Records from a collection
┄┄┄┄┄┄┄┄┄┄
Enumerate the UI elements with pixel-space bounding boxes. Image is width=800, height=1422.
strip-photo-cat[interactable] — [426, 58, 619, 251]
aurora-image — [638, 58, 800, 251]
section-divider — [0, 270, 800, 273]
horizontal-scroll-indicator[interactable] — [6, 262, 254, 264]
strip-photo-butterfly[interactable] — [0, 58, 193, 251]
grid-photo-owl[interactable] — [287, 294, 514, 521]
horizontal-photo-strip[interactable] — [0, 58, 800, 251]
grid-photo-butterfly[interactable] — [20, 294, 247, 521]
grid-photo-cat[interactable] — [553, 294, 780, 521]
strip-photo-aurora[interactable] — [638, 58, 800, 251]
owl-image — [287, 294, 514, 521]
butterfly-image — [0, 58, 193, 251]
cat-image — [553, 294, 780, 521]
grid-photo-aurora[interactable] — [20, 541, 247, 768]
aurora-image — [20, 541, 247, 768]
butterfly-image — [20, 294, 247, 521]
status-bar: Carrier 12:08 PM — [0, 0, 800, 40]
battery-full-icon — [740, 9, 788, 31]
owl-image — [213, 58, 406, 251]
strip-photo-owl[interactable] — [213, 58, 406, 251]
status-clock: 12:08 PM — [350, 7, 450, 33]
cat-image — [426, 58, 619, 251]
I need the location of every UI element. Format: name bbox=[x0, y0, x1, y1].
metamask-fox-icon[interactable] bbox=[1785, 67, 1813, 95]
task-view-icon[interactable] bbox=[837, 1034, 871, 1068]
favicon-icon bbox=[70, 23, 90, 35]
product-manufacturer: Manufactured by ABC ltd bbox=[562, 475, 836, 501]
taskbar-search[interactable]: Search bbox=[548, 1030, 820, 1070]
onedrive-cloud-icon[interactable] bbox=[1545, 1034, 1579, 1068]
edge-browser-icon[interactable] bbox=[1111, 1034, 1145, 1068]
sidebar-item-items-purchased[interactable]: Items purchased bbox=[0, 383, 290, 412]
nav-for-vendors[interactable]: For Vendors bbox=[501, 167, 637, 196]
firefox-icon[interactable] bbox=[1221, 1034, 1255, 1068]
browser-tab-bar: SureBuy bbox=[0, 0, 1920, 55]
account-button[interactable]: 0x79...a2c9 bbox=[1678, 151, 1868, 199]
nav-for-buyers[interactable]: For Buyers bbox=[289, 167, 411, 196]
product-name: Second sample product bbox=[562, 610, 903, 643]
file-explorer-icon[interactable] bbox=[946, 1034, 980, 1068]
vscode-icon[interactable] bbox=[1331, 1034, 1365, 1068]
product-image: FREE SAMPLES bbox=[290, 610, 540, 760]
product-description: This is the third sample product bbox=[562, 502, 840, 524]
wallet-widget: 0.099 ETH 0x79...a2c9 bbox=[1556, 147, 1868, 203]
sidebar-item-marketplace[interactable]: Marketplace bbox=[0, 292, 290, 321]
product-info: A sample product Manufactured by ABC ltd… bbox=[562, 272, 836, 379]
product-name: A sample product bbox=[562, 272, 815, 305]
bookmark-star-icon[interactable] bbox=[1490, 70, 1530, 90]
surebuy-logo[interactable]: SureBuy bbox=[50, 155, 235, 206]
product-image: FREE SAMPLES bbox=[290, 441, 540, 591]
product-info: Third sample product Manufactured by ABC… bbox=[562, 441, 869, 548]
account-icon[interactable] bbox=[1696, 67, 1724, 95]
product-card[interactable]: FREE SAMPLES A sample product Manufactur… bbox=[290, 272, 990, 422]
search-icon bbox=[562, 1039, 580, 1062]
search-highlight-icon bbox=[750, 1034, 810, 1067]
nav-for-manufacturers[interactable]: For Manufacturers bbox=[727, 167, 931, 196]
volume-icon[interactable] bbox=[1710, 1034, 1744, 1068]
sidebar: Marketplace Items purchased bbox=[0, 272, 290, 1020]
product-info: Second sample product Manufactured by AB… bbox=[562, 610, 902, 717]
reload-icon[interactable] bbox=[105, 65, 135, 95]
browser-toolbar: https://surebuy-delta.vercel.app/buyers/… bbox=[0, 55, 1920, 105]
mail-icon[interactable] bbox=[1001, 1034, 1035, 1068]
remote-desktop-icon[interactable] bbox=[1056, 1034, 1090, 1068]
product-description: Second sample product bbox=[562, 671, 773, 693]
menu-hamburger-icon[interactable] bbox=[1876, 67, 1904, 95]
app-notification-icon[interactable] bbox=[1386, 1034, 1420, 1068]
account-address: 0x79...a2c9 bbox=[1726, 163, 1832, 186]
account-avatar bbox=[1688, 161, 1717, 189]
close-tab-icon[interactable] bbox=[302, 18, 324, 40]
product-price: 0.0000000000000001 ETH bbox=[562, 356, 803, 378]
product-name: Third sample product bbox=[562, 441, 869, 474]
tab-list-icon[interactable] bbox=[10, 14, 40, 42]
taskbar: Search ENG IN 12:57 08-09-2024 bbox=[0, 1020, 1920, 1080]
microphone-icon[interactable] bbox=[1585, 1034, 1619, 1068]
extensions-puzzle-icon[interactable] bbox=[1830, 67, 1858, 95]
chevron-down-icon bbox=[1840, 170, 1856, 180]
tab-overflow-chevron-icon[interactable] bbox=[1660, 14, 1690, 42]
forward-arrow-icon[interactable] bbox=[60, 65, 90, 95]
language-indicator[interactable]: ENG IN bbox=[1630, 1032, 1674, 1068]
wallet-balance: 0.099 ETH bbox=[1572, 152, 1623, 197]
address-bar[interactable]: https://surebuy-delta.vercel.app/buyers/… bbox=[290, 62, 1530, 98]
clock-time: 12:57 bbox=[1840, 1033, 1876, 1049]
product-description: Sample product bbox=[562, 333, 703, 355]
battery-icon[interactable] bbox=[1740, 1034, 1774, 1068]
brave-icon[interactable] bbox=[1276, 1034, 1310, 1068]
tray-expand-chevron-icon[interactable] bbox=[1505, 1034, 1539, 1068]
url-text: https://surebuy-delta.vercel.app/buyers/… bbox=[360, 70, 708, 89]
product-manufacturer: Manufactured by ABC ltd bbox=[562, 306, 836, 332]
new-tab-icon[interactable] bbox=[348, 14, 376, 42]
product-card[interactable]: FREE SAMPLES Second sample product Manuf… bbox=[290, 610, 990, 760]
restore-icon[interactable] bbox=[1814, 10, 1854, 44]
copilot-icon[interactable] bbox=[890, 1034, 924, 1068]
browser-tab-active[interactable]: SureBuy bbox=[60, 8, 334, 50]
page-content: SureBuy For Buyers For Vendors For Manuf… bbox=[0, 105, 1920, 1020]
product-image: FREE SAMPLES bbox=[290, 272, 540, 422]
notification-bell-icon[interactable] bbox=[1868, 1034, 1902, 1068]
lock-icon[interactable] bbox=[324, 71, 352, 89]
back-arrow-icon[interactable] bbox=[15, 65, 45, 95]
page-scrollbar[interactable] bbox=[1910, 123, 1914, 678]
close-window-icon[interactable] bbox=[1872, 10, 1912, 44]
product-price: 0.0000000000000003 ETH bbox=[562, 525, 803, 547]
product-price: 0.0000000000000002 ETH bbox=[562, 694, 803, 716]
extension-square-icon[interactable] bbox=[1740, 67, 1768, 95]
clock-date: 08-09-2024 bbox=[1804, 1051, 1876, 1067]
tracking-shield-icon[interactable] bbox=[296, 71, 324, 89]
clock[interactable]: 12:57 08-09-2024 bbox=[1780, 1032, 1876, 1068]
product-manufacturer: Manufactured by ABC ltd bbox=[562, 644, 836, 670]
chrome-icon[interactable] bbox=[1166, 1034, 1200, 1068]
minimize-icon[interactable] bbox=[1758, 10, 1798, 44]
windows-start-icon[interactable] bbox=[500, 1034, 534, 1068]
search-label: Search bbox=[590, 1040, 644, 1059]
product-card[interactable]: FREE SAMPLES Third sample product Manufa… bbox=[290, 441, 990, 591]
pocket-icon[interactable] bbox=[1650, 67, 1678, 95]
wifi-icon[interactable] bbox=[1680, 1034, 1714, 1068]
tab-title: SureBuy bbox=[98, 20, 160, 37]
┄┄┄┄┄┄┄┄┄┄
WHAT YOU SHOULD DO:
Extract every line of the data above that contains the word "aurora", matching case exactly.

COMPLETED EXERCISE:
aurora-image — [638, 58, 800, 251]
strip-photo-aurora[interactable] — [638, 58, 800, 251]
grid-photo-aurora[interactable] — [20, 541, 247, 768]
aurora-image — [20, 541, 247, 768]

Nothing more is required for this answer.